Apply what you read:
(a) In the contributor how-to below, what does the abbreviation AFOLU stand for?
(b) Return the contributor how-to's wording unchanged, beginning at the words "DataLad datasets and" and stopping after "of large files.".
(c) Write a continuation of the contributor how-to that picks up immediately after its last sentence.

Provided text:

═══

Technical HowTo for contributors

As we have a datalad repository using github and gin the process of contributing code and data is a bit different from pure git repositories. As the data is only stored on gin, the gin repository is the source to start from. As gin currently has a problem with forks (the annexed data is not forked) we have to use branches for development and thus to contribute you first need to contact the maintainers to get write access to the repository. You have to clone the repository using ssh to be able to push to it. For that you first need to store your public ssh key on the gin server (settings -> SSH Keys). Once you have that create a branch and work there. When you're done create a pull request to integrate your work into the main branch. We're still testing this setup and will add more detailed information in the process.

What data should be read

Optimally, all data that can be found in a submission should be read (emissions data, but also underlying activity data and socioeconomic data). However, it is often scattered throughout the documents and sometimes only single datapoint are available. Thus we have compiled a list of use cases and their data requirements as a basis for decisions on what to focus on. Emissions data is often presented in a similar tabular format reapeated for each year. Simetimes sectoral time series are presented in tables for individual gases. If these cases it makes sense to read all the data as the tables have to be read anyways and omitting sectoral detail does not save much time.

Activity data needed depends on use case. We have listed some use cases and their requirements below.

  • PRIMAP-hist: currently only emissions data is needed. In the future activity data and socioeconomic data might be needed as well. For sectors and gases we refer to the data description available on zenodo:
  • FAOSTAT: FOSTAT uses only data for the AFOLU sector (AFOLU = Agriculture, Forestry, and Other Land Use). However activity data is needed in addition to emissions data. The used sectors and variables are listed in the FAO to UNFCCC sector mapping document

DataLad datasets and how to use them

This repository is a DataLad dataset (id: 4d062170-604c-4efd-afbf-5ce7f97e0e63). It provides fine-grained data access down to the level of individual files, and allows for tracking future updates. In order to use this repository for data retrieval, DataLad is required. It is a free and open source command line tool, available for all major operating systems, and builds up on Git and git-annex to allow sharing, synchronizing, and version controlling collections of large files.

═══

Provided data:
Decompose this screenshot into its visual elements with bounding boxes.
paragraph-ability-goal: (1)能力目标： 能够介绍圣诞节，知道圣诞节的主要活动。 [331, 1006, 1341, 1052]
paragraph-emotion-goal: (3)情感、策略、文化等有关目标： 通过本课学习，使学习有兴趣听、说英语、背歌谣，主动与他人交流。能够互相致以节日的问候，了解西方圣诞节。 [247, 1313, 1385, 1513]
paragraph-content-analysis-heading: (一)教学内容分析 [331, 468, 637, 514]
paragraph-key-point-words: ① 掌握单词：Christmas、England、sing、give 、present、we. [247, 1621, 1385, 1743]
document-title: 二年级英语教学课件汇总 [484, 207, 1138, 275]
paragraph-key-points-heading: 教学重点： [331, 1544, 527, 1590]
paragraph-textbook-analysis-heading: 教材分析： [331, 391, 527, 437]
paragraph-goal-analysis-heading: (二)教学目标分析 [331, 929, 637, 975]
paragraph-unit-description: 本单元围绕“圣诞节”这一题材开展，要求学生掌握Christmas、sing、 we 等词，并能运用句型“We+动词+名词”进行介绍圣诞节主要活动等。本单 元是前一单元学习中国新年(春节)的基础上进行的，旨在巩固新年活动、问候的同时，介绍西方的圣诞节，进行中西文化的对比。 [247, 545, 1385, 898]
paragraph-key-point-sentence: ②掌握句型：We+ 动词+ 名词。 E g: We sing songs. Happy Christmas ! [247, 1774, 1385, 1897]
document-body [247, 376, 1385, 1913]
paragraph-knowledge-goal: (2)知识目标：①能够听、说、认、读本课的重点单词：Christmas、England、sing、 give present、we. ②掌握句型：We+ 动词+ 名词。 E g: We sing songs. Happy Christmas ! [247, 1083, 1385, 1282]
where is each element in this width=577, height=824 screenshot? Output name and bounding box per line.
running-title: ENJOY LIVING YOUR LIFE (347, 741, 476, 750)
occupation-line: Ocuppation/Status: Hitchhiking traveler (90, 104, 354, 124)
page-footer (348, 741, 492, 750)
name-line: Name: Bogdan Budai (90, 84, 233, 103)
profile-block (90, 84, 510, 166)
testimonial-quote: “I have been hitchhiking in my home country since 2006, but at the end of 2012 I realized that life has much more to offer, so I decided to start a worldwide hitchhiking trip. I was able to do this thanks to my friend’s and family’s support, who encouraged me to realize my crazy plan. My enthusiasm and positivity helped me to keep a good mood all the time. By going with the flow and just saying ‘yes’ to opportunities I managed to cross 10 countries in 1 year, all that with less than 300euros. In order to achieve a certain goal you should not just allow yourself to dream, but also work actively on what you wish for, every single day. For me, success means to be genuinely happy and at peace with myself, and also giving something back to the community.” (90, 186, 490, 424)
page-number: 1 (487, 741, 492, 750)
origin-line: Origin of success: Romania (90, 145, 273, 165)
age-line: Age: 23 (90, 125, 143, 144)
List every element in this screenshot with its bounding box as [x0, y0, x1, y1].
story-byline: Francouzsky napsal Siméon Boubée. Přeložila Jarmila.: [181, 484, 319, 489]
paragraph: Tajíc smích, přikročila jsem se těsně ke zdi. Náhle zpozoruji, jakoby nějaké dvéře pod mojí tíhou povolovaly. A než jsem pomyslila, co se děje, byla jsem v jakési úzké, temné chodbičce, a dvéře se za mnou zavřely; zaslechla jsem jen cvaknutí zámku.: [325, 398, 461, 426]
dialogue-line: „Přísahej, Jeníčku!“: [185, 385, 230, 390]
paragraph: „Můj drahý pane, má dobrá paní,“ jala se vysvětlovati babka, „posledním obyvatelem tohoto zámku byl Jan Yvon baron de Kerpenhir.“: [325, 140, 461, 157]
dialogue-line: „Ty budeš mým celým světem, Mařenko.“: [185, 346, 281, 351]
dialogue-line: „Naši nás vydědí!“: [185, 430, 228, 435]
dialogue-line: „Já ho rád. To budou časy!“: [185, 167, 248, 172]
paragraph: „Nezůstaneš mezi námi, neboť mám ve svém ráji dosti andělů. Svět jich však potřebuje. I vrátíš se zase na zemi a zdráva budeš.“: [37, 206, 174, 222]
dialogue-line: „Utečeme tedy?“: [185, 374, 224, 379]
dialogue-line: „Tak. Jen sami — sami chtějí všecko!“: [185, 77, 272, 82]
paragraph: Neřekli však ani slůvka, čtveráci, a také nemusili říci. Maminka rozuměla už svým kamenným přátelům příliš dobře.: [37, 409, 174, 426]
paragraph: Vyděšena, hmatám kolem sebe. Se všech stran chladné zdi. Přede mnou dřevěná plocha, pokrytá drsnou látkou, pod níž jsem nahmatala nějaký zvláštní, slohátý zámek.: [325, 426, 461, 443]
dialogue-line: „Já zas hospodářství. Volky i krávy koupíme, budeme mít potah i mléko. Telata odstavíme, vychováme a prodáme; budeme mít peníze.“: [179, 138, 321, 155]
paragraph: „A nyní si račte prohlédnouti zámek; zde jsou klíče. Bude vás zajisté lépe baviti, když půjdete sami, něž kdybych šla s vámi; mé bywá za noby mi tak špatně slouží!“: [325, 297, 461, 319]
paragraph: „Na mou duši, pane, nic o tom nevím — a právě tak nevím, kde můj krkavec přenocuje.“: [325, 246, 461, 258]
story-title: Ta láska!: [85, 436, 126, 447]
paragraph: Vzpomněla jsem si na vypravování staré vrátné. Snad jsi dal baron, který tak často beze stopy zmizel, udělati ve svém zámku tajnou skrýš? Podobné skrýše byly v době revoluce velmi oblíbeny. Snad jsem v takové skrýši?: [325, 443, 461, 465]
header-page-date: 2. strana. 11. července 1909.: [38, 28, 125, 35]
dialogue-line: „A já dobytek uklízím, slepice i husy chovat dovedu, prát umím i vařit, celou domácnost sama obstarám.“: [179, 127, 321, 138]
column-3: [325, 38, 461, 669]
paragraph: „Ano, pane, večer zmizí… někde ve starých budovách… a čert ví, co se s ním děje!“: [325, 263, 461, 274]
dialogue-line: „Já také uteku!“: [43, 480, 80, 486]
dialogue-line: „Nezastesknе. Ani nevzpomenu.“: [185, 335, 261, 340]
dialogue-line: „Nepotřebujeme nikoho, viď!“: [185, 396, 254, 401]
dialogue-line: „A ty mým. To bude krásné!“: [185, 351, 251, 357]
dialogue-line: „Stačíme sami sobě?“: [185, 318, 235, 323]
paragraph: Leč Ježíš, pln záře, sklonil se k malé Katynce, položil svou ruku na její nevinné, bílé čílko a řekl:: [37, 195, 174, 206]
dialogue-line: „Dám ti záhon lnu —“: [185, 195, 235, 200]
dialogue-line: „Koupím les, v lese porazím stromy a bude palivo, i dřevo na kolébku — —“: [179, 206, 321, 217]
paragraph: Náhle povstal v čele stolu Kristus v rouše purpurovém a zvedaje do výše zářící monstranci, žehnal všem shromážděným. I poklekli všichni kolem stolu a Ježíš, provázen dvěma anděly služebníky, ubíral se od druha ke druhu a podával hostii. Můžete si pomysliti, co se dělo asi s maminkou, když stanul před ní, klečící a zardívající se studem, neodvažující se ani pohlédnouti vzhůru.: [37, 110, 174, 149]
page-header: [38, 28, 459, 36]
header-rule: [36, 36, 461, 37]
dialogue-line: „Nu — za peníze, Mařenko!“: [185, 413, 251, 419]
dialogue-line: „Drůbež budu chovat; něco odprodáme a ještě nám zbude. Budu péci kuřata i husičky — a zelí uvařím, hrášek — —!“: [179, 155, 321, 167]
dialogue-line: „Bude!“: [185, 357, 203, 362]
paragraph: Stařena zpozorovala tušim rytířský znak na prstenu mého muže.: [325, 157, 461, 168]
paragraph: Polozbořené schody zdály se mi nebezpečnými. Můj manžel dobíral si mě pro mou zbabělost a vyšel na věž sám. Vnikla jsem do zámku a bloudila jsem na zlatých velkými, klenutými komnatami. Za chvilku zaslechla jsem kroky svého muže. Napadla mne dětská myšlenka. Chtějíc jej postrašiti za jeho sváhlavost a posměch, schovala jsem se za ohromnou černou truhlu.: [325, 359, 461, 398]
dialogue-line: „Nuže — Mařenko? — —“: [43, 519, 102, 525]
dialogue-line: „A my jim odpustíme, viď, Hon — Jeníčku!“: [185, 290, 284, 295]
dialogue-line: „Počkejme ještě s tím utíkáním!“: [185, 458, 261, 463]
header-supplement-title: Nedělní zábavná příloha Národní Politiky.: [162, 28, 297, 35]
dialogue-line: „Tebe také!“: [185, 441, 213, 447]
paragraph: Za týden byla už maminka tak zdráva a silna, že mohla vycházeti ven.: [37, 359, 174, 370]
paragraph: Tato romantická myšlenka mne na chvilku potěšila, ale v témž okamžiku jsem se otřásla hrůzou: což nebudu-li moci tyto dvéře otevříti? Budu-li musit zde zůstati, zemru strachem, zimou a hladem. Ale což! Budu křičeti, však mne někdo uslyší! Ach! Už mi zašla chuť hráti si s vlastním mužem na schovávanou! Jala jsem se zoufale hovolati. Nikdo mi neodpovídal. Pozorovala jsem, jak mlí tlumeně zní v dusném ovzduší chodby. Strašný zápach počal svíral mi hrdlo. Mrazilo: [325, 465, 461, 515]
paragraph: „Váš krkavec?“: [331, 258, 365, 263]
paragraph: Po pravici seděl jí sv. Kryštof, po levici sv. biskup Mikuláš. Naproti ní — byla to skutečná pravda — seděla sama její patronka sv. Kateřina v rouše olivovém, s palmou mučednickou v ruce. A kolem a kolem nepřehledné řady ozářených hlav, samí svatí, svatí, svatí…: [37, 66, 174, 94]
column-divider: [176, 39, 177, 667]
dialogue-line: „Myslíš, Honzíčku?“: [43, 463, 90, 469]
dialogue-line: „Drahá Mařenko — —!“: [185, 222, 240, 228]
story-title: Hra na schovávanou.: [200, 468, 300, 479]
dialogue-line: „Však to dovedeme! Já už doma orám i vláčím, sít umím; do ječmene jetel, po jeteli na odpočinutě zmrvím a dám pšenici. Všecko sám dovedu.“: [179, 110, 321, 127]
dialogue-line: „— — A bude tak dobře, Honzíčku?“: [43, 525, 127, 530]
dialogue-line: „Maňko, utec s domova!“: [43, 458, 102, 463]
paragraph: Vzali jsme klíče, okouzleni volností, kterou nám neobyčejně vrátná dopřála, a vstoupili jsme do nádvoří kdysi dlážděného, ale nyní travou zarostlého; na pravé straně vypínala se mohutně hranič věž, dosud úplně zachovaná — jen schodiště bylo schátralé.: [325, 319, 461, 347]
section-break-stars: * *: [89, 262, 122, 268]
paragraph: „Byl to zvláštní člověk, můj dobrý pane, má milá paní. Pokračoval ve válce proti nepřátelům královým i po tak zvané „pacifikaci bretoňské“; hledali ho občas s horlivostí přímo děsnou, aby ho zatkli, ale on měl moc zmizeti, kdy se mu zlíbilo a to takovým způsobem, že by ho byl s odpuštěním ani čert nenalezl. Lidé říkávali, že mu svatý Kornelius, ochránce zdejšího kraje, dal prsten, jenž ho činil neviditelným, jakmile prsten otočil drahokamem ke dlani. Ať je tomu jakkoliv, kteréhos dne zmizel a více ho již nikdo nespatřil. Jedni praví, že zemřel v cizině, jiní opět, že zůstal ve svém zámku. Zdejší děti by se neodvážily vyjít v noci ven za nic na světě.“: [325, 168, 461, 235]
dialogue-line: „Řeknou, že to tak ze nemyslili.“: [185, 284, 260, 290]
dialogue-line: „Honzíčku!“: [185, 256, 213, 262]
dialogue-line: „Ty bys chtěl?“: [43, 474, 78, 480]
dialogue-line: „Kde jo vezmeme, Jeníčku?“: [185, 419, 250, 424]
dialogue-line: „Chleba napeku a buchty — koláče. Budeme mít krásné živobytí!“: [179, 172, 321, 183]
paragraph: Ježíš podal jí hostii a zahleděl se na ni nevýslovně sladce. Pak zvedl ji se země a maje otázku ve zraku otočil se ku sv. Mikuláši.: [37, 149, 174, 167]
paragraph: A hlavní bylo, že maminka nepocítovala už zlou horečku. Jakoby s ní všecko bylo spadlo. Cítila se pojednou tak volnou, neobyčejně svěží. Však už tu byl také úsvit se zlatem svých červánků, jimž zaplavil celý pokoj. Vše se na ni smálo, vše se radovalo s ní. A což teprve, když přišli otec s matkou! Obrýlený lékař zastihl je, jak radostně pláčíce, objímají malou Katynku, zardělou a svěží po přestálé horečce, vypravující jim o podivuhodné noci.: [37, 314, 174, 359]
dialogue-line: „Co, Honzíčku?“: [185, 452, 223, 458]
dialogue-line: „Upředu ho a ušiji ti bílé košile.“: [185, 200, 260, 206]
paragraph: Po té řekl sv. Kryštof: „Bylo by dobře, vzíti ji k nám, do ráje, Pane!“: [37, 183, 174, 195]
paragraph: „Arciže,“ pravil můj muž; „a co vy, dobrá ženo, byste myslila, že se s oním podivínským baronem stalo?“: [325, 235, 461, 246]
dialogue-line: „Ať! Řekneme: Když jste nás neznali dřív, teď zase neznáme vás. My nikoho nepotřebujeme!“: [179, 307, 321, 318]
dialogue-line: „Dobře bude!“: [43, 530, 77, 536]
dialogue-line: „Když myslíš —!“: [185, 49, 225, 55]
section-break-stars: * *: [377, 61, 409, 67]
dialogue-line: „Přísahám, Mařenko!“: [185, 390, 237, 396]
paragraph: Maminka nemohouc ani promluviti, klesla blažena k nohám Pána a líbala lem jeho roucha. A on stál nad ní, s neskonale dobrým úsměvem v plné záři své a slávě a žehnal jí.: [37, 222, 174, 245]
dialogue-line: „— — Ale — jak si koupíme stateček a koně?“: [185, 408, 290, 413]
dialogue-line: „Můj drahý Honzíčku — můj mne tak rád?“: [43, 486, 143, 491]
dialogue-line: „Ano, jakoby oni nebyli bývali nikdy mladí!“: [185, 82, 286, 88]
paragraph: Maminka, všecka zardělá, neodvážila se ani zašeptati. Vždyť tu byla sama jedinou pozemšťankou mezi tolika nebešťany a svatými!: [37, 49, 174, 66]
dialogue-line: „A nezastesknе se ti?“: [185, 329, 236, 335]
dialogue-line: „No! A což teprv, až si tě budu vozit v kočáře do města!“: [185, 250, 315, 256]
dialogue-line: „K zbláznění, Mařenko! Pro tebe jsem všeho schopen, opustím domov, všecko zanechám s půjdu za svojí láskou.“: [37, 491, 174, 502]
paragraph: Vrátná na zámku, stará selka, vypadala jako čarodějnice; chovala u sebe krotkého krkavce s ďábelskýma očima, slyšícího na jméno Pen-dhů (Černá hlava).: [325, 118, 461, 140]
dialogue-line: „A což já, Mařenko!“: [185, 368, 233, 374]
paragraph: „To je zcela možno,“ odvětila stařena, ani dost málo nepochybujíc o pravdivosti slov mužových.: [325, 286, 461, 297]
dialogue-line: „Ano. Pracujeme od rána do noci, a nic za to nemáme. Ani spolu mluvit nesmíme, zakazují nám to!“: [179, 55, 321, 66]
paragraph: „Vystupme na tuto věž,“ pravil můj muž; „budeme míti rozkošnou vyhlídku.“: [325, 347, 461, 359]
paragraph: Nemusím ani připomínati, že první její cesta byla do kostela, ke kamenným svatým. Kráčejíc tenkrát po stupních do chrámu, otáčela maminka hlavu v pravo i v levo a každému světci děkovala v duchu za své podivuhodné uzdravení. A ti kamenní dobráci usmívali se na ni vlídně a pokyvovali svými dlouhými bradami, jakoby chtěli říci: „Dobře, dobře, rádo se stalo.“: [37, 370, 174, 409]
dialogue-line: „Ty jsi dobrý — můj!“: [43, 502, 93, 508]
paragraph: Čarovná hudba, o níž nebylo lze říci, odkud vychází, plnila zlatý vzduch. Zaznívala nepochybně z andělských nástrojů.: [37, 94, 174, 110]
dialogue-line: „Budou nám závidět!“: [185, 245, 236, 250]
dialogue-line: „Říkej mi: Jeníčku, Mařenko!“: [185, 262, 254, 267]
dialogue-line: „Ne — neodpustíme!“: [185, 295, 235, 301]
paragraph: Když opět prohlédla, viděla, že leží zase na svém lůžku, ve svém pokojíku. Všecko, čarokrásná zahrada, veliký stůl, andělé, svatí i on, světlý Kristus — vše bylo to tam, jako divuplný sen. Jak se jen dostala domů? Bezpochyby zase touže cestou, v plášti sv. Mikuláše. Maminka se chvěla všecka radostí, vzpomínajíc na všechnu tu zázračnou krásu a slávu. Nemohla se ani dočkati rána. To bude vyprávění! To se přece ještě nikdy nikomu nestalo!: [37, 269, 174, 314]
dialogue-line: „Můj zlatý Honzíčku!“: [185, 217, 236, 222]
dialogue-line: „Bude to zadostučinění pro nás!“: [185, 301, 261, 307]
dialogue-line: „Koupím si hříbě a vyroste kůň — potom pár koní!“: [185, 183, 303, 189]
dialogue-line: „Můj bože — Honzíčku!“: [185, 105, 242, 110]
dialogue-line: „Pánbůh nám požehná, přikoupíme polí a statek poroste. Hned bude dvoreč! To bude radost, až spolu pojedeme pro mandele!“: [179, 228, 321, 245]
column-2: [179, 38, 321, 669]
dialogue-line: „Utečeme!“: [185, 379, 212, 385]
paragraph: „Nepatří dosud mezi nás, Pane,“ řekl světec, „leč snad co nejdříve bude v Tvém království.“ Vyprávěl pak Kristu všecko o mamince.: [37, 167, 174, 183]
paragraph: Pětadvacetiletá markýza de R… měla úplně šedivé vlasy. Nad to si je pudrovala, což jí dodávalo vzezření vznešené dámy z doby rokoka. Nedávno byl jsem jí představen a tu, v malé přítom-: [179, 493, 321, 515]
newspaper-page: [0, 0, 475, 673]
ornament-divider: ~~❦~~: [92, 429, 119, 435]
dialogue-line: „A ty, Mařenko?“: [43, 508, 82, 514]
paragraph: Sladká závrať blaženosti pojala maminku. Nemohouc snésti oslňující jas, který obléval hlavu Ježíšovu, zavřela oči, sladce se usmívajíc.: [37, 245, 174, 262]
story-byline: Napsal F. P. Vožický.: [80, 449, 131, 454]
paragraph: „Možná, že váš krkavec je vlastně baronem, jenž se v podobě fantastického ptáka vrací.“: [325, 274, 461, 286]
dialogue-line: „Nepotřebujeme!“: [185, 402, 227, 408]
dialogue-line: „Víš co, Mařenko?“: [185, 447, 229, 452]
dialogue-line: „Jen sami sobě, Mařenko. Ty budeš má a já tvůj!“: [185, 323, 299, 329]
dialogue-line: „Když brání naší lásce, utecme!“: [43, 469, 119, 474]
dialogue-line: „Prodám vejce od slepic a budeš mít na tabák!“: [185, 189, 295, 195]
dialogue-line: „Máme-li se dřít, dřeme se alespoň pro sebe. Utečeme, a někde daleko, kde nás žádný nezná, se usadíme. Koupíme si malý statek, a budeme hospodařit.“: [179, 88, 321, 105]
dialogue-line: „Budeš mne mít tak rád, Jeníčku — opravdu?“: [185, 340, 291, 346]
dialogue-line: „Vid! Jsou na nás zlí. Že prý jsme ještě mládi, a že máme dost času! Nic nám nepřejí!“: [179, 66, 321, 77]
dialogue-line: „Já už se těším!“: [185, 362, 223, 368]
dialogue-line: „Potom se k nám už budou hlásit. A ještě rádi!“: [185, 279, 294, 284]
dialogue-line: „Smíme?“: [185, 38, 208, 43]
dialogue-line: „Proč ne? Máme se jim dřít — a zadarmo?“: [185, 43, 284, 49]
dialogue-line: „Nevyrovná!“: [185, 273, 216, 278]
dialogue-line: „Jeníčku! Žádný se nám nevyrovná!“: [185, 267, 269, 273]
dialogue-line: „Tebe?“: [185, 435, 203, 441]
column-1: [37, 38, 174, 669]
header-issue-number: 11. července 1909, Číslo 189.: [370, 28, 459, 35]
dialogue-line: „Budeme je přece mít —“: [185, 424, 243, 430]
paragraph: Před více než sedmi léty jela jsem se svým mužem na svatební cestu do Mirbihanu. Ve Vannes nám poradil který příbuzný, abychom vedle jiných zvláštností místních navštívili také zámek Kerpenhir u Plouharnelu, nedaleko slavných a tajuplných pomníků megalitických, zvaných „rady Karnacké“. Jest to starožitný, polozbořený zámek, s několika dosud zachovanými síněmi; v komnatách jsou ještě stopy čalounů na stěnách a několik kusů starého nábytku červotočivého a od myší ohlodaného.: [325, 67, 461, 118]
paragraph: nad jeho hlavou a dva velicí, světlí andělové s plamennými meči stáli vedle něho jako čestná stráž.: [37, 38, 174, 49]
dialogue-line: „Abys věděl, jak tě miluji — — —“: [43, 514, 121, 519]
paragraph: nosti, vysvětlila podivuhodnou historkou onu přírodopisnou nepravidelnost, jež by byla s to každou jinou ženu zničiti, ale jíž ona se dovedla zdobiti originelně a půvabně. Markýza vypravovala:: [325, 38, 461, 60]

═══

Expected results:
(a) Agriculture, Forestry, and Other Land Use.

(b)
DataLad datasets and how to use them

This repository is a DataLad dataset (id: 4d062170-604c-4efd-afbf-5ce7f97e0e63). It provides fine-grained data access down to the level of individual files, and allows for tracking future updates. In order to use this repository for data retrieval, DataLad is required. It is a free and open source command line tool, available for all major operating systems, and builds up on Git and git-annex to allow sharing, synchronizing, and version controlling collections of large files.

(c)
More information on how to install DataLad and how to install it can be found in the DataLad Handbook.

Get the dataset

A DataLad dataset can be cloned by running

datalad clone <url>

Once a dataset is cloned, it is a light-weight directory on your local machine. At this point, it contains only small metadata and information on the identity of the files in the dataset, but not actual content of the (sometimes large) data files.

Retrieve dataset content

After cloning a dataset, you can retrieve file contents by running

datalad get <path/to/directory/or/file>

This command will trigger a download of the files, directories, or subdatasets you have specified.

DataLad datasets can contain other datasets, so called subdatasets. If you clone the top-level dataset, subdatasets do not yet contain metadata and information on the identity of files, but appear to be empty directories. In order to retrieve file availability metadata in subdatasets, run

datalad get -n <path/to/subdataset>

Afterwards, you can browse the retrieved metadata to find out about subdataset contents, and retrieve individual files with datalad get. If you use datalad get <path/to/subdataset>, all contents of the subdataset will be downloaded at once.

Stay up-to-date

DataLad datasets can be updated. The command datalad update will fetch updates and store them on a different branch (by default remotes/origin/master). Running

datalad update --merge

will pull available updates and integrate them in one go.

Find out what has been done

DataLad datasets contain their history in the git log. By running git log (or a tool that displays Git history) in the dataset or on specific files, you can find out what has been done to the dataset or to individual files by whom, and when.